** start Records provided **
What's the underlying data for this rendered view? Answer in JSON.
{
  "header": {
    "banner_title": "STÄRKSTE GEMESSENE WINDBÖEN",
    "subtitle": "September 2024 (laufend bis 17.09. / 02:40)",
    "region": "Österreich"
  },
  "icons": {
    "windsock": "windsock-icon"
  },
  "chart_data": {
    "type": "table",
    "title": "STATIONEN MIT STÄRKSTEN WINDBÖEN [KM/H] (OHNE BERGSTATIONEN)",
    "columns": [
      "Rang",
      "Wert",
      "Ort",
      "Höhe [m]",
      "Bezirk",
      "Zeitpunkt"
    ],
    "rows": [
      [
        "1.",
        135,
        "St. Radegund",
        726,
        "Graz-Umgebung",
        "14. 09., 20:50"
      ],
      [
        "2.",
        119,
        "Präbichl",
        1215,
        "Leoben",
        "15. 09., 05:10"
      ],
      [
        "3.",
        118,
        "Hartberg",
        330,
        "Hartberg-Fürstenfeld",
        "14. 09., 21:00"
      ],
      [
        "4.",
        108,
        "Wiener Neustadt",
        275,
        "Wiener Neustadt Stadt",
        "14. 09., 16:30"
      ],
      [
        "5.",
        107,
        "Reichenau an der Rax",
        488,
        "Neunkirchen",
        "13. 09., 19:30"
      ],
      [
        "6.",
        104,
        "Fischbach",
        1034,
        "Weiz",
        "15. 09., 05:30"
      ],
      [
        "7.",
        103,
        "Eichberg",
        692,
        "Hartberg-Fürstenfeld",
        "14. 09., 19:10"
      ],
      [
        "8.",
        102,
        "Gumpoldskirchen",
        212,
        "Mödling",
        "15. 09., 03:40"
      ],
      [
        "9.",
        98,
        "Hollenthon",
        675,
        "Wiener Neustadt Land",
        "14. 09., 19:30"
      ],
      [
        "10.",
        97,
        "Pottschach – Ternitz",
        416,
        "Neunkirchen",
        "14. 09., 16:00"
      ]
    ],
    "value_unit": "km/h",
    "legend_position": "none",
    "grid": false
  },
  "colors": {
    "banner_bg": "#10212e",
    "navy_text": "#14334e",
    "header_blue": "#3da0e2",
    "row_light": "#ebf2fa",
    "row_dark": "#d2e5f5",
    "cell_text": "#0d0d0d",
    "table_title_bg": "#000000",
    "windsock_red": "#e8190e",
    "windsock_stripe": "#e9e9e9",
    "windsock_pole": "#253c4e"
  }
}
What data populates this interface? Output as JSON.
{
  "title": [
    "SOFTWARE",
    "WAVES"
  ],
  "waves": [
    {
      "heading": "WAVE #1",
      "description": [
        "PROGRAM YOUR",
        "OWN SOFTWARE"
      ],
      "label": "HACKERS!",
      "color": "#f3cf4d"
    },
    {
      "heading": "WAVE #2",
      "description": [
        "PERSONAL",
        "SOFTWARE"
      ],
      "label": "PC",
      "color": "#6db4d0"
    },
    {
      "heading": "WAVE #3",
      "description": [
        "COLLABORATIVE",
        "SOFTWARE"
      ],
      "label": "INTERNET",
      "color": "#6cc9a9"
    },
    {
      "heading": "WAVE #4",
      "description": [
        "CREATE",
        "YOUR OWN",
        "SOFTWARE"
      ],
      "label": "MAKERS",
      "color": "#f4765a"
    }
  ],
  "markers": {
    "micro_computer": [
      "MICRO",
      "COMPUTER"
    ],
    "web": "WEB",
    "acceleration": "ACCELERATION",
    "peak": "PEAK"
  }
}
** end Records provided **
> [Task description]: Return all of the entries exactly as written.

> [Correct output]:
What's the underlying data for this rendered view? Answer in JSON.
{
  "header": {
    "banner_title": "STÄRKSTE GEMESSENE WINDBÖEN",
    "subtitle": "September 2024 (laufend bis 17.09. / 02:40)",
    "region": "Österreich"
  },
  "icons": {
    "windsock": "windsock-icon"
  },
  "chart_data": {
    "type": "table",
    "title": "STATIONEN MIT STÄRKSTEN WINDBÖEN [KM/H] (OHNE BERGSTATIONEN)",
    "columns": [
      "Rang",
      "Wert",
      "Ort",
      "Höhe [m]",
      "Bezirk",
      "Zeitpunkt"
    ],
    "rows": [
      [
        "1.",
        135,
        "St. Radegund",
        726,
        "Graz-Umgebung",
        "14. 09., 20:50"
      ],
      [
        "2.",
        119,
        "Präbichl",
        1215,
        "Leoben",
        "15. 09., 05:10"
      ],
      [
        "3.",
        118,
        "Hartberg",
        330,
        "Hartberg-Fürstenfeld",
        "14. 09., 21:00"
      ],
      [
        "4.",
        108,
        "Wiener Neustadt",
        275,
        "Wiener Neustadt Stadt",
        "14. 09., 16:30"
      ],
      [
        "5.",
        107,
        "Reichenau an der Rax",
        488,
        "Neunkirchen",
        "13. 09., 19:30"
      ],
      [
        "6.",
        104,
        "Fischbach",
        1034,
        "Weiz",
        "15. 09., 05:30"
      ],
      [
        "7.",
        103,
        "Eichberg",
        692,
        "Hartberg-Fürstenfeld",
        "14. 09., 19:10"
      ],
      [
        "8.",
        102,
        "Gumpoldskirchen",
        212,
        "Mödling",
        "15. 09., 03:40"
      ],
      [
        "9.",
        98,
        "Hollenthon",
        675,
        "Wiener Neustadt Land",
        "14. 09., 19:30"
      ],
      [
        "10.",
        97,
        "Pottschach – Ternitz",
        416,
        "Neunkirchen",
        "14. 09., 16:00"
      ]
    ],
    "value_unit": "km/h",
    "legend_position": "none",
    "grid": false
  },
  "colors": {
    "banner_bg": "#10212e",
    "navy_text": "#14334e",
    "header_blue": "#3da0e2",
    "row_light": "#ebf2fa",
    "row_dark": "#d2e5f5",
    "cell_text": "#0d0d0d",
    "table_title_bg": "#000000",
    "windsock_red": "#e8190e",
    "windsock_stripe": "#e9e9e9",
    "windsock_pole": "#253c4e"
  }
}
What data populates this interface? Output as JSON.
{
  "title": [
    "SOFTWARE",
    "WAVES"
  ],
  "waves": [
    {
      "heading": "WAVE #1",
      "description": [
        "PROGRAM YOUR",
        "OWN SOFTWARE"
      ],
      "label": "HACKERS!",
      "color": "#f3cf4d"
    },
    {
      "heading": "WAVE #2",
      "description": [
        "PERSONAL",
        "SOFTWARE"
      ],
      "label": "PC",
      "color": "#6db4d0"
    },
    {
      "heading": "WAVE #3",
      "description": [
        "COLLABORATIVE",
        "SOFTWARE"
      ],
      "label": "INTERNET",
      "color": "#6cc9a9"
    },
    {
      "heading": "WAVE #4",
      "description": [
        "CREATE",
        "YOUR OWN",
        "SOFTWARE"
      ],
      "label": "MAKERS",
      "color": "#f4765a"
    }
  ],
  "markers": {
    "micro_computer": [
      "MICRO",
      "COMPUTER"
    ],
    "web": "WEB",
    "acceleration": "ACCELERATION",
    "peak": "PEAK"
  }
}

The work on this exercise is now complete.